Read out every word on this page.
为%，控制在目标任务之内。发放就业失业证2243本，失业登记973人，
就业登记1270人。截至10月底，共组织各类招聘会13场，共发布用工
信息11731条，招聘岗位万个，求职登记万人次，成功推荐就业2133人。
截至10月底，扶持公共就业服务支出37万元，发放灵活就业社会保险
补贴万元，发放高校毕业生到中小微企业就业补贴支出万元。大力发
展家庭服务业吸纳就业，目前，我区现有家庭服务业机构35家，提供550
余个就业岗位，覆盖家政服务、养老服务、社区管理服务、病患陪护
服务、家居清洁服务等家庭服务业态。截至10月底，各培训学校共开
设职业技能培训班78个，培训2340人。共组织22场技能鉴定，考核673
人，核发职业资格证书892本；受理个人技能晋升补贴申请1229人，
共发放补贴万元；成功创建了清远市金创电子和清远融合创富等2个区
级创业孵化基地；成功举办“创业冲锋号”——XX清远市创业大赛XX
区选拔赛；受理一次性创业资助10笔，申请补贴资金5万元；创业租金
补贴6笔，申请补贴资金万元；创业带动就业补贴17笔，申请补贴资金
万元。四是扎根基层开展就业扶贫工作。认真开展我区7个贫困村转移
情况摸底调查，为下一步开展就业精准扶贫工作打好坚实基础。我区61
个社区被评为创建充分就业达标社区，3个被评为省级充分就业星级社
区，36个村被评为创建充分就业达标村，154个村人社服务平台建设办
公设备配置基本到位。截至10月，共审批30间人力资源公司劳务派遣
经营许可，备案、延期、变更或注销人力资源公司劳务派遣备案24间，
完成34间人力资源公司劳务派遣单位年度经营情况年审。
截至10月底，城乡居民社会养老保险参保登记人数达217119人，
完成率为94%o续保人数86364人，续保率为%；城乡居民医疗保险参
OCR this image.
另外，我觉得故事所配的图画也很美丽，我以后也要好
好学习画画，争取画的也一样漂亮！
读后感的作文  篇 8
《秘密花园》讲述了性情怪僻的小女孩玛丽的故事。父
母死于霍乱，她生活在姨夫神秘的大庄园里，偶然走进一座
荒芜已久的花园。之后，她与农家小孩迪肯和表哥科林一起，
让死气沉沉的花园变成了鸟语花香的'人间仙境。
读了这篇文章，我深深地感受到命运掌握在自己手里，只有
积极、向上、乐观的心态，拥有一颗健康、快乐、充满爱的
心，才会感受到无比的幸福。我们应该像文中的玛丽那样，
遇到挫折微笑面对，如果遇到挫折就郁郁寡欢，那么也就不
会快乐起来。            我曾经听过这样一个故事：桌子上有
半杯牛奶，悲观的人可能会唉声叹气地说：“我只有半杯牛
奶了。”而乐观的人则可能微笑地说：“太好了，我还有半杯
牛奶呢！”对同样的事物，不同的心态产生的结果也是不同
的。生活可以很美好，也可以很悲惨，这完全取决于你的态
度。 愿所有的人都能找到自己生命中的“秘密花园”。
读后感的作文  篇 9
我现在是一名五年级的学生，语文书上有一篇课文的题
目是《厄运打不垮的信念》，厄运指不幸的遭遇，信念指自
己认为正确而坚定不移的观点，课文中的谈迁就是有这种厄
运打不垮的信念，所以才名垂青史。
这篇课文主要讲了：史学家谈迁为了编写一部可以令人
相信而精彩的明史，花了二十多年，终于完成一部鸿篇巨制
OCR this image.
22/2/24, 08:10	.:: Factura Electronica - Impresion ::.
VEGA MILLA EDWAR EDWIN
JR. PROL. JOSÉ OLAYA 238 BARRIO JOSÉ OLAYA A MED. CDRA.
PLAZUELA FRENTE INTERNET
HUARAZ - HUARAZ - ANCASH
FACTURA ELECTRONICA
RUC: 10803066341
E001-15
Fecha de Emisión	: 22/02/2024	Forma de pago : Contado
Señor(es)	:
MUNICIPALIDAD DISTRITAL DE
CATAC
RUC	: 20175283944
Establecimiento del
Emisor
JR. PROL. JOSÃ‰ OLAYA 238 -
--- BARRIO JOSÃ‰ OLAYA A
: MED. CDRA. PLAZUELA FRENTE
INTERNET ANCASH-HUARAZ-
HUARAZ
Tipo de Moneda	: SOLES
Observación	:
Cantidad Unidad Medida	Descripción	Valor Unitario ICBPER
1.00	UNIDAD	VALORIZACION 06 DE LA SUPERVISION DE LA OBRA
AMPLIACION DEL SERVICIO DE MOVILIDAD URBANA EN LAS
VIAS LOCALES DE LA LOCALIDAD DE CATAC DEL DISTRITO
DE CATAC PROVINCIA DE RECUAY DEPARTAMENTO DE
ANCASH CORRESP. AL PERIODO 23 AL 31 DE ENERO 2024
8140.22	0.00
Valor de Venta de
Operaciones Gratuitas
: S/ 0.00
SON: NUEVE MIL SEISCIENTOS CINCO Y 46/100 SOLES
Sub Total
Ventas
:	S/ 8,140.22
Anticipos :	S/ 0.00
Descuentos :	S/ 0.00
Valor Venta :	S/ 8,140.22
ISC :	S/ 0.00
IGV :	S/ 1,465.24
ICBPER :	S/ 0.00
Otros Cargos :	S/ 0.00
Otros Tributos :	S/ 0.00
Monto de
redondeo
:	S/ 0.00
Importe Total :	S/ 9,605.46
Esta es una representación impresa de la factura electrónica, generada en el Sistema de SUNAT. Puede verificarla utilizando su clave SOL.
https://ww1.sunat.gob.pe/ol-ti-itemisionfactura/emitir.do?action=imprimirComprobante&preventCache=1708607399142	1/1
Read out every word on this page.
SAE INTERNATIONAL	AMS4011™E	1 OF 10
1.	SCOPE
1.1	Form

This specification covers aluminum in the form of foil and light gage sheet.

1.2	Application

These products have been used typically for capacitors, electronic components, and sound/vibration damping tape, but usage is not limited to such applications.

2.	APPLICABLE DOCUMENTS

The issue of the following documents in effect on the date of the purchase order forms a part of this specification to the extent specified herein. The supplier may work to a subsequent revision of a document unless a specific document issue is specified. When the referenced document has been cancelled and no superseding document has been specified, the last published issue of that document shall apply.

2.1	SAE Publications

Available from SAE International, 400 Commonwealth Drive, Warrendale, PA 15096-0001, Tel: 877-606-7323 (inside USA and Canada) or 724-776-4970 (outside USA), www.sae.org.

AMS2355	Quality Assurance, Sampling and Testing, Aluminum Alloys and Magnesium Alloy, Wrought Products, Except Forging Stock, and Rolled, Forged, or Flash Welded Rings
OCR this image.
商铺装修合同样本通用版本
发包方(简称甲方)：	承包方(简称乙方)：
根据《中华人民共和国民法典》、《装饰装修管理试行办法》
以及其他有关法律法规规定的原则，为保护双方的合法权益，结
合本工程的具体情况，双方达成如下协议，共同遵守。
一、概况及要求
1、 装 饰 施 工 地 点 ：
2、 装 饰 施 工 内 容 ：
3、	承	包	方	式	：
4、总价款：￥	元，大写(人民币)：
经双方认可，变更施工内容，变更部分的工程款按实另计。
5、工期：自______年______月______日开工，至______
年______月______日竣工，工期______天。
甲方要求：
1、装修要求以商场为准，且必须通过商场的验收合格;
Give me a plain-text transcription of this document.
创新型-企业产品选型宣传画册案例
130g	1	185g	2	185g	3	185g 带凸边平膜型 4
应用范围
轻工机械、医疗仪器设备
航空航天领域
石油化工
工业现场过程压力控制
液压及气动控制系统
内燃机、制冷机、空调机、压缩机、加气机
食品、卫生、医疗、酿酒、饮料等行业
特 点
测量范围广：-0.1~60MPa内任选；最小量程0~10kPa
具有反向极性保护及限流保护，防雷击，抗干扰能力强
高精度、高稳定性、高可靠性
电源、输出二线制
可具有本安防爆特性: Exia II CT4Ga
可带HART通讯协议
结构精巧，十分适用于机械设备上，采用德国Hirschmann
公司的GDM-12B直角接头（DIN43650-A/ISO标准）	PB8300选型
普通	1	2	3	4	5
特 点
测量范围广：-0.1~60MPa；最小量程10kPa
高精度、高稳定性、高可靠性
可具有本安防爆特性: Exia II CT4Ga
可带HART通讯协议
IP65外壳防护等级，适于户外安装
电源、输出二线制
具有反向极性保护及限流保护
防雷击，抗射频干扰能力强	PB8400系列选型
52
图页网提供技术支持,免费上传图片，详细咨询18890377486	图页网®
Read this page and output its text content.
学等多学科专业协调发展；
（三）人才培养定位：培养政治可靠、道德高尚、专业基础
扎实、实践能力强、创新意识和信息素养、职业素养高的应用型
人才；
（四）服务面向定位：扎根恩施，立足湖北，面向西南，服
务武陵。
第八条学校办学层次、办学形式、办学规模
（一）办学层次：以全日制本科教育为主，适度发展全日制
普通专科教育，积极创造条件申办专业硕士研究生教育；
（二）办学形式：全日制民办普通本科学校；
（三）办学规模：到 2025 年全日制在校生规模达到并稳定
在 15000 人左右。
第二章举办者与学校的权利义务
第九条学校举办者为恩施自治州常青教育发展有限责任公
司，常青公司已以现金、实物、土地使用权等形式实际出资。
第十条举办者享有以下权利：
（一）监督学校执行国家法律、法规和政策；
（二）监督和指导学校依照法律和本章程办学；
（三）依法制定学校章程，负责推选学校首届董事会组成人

» Direction
Filter the records above for "办学规模" and copy every matching line.

» Response
第八条学校办学层次、办学形式、办学规模
（三）办学规模：到 2025 年全日制在校生规模达到并稳定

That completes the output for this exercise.